Start of RECORDS FOR THE EXERCISE

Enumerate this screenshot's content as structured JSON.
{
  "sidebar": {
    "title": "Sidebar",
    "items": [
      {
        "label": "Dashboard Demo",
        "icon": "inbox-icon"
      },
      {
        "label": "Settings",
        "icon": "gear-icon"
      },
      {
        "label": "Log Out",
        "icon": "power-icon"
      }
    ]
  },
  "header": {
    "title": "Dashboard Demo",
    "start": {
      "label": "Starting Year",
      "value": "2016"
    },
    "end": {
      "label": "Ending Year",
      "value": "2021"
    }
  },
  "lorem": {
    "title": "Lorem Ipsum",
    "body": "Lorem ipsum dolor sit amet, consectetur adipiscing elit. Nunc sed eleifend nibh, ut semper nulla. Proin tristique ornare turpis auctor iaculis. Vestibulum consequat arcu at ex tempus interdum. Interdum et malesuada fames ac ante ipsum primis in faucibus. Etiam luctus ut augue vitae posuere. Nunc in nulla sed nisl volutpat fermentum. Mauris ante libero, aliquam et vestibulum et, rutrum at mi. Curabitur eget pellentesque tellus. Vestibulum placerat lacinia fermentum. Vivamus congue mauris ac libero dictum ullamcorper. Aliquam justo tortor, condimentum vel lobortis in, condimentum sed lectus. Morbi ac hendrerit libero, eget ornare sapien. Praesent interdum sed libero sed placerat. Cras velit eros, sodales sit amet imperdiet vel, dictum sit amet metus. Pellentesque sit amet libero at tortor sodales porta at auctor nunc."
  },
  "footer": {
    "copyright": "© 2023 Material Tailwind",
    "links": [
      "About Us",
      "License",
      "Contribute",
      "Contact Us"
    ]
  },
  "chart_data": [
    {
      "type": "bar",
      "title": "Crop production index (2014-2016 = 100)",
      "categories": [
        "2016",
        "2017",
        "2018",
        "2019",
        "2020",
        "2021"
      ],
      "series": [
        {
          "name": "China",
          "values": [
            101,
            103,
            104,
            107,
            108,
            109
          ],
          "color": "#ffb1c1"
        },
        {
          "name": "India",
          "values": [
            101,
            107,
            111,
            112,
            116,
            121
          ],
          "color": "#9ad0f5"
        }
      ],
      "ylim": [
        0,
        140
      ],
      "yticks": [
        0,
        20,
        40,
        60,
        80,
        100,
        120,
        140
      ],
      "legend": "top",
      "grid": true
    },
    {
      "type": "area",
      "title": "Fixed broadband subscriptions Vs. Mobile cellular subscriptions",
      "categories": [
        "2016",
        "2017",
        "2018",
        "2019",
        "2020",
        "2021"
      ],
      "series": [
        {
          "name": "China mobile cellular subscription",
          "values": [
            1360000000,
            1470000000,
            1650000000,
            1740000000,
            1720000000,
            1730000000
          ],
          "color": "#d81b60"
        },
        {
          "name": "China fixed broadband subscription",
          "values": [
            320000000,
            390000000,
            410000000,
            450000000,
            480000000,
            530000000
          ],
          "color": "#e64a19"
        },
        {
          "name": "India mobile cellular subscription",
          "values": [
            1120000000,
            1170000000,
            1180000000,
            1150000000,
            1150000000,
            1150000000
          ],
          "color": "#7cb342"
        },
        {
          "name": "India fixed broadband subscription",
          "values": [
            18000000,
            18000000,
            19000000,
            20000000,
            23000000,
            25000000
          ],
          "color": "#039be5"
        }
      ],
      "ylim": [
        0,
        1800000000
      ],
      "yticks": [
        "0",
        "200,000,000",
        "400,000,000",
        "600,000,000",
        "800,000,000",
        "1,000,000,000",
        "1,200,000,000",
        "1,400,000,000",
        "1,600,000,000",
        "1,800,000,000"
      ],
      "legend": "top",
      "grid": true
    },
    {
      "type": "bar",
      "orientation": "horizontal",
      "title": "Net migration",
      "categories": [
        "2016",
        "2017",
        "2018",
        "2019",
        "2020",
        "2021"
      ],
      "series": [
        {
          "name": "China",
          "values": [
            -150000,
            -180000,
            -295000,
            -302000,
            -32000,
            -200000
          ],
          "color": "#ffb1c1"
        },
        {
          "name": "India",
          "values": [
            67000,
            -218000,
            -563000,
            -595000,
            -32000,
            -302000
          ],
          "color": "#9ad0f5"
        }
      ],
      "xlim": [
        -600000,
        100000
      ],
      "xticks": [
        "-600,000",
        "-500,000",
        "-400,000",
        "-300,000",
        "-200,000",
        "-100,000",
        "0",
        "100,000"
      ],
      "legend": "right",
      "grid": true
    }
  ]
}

End of RECORDS FOR THE EXERCISE

YOUR OBJECTIVE » Repeat the records exactly, including every line.

FINISHED EXERCISE »
Enumerate this screenshot's content as structured JSON.
{
  "sidebar": {
    "title": "Sidebar",
    "items": [
      {
        "label": "Dashboard Demo",
        "icon": "inbox-icon"
      },
      {
        "label": "Settings",
        "icon": "gear-icon"
      },
      {
        "label": "Log Out",
        "icon": "power-icon"
      }
    ]
  },
  "header": {
    "title": "Dashboard Demo",
    "start": {
      "label": "Starting Year",
      "value": "2016"
    },
    "end": {
      "label": "Ending Year",
      "value": "2021"
    }
  },
  "lorem": {
    "title": "Lorem Ipsum",
    "body": "Lorem ipsum dolor sit amet, consectetur adipiscing elit. Nunc sed eleifend nibh, ut semper nulla. Proin tristique ornare turpis auctor iaculis. Vestibulum consequat arcu at ex tempus interdum. Interdum et malesuada fames ac ante ipsum primis in faucibus. Etiam luctus ut augue vitae posuere. Nunc in nulla sed nisl volutpat fermentum. Mauris ante libero, aliquam et vestibulum et, rutrum at mi. Curabitur eget pellentesque tellus. Vestibulum placerat lacinia fermentum. Vivamus congue mauris ac libero dictum ullamcorper. Aliquam justo tortor, condimentum vel lobortis in, condimentum sed lectus. Morbi ac hendrerit libero, eget ornare sapien. Praesent interdum sed libero sed placerat. Cras velit eros, sodales sit amet imperdiet vel, dictum sit amet metus. Pellentesque sit amet libero at tortor sodales porta at auctor nunc."
  },
  "footer": {
    "copyright": "© 2023 Material Tailwind",
    "links": [
      "About Us",
      "License",
      "Contribute",
      "Contact Us"
    ]
  },
  "chart_data": [
    {
      "type": "bar",
      "title": "Crop production index (2014-2016 = 100)",
      "categories": [
        "2016",
        "2017",
        "2018",
        "2019",
        "2020",
        "2021"
      ],
      "series": [
        {
          "name": "China",
          "values": [
            101,
            103,
            104,
            107,
            108,
            109
          ],
          "color": "#ffb1c1"
        },
        {
          "name": "India",
          "values": [
            101,
            107,
            111,
            112,
            116,
            121
          ],
          "color": "#9ad0f5"
        }
      ],
      "ylim": [
        0,
        140
      ],
      "yticks": [
        0,
        20,
        40,
        60,
        80,
        100,
        120,
        140
      ],
      "legend": "top",
      "grid": true
    },
    {
      "type": "area",
      "title": "Fixed broadband subscriptions Vs. Mobile cellular subscriptions",
      "categories": [
        "2016",
        "2017",
        "2018",
        "2019",
        "2020",
        "2021"
      ],
      "series": [
        {
          "name": "China mobile cellular subscription",
          "values": [
            1360000000,
            1470000000,
            1650000000,
            1740000000,
            1720000000,
            1730000000
          ],
          "color": "#d81b60"
        },
        {
          "name": "China fixed broadband subscription",
          "values": [
            320000000,
            390000000,
            410000000,
            450000000,
            480000000,
            530000000
          ],
          "color": "#e64a19"
        },
        {
          "name": "India mobile cellular subscription",
          "values": [
            1120000000,
            1170000000,
            1180000000,
            1150000000,
            1150000000,
            1150000000
          ],
          "color": "#7cb342"
        },
        {
          "name": "India fixed broadband subscription",
          "values": [
            18000000,
            18000000,
            19000000,
            20000000,
            23000000,
            25000000
          ],
          "color": "#039be5"
        }
      ],
      "ylim": [
        0,
        1800000000
      ],
      "yticks": [
        "0",
        "200,000,000",
        "400,000,000",
        "600,000,000",
        "800,000,000",
        "1,000,000,000",
        "1,200,000,000",
        "1,400,000,000",
        "1,600,000,000",
        "1,800,000,000"
      ],
      "legend": "top",
      "grid": true
    },
    {
      "type": "bar",
      "orientation": "horizontal",
      "title": "Net migration",
      "categories": [
        "2016",
        "2017",
        "2018",
        "2019",
        "2020",
        "2021"
      ],
      "series": [
        {
          "name": "China",
          "values": [
            -150000,
            -180000,
            -295000,
            -302000,
            -32000,
            -200000
          ],
          "color": "#ffb1c1"
        },
        {
          "name": "India",
          "values": [
            67000,
            -218000,
            -563000,
            -595000,
            -32000,
            -302000
          ],
          "color": "#9ad0f5"
        }
      ],
      "xlim": [
        -600000,
        100000
      ],
      "xticks": [
        "-600,000",
        "-500,000",
        "-400,000",
        "-300,000",
        "-200,000",
        "-100,000",
        "0",
        "100,000"
      ],
      "legend": "right",
      "grid": true
    }
  ]
}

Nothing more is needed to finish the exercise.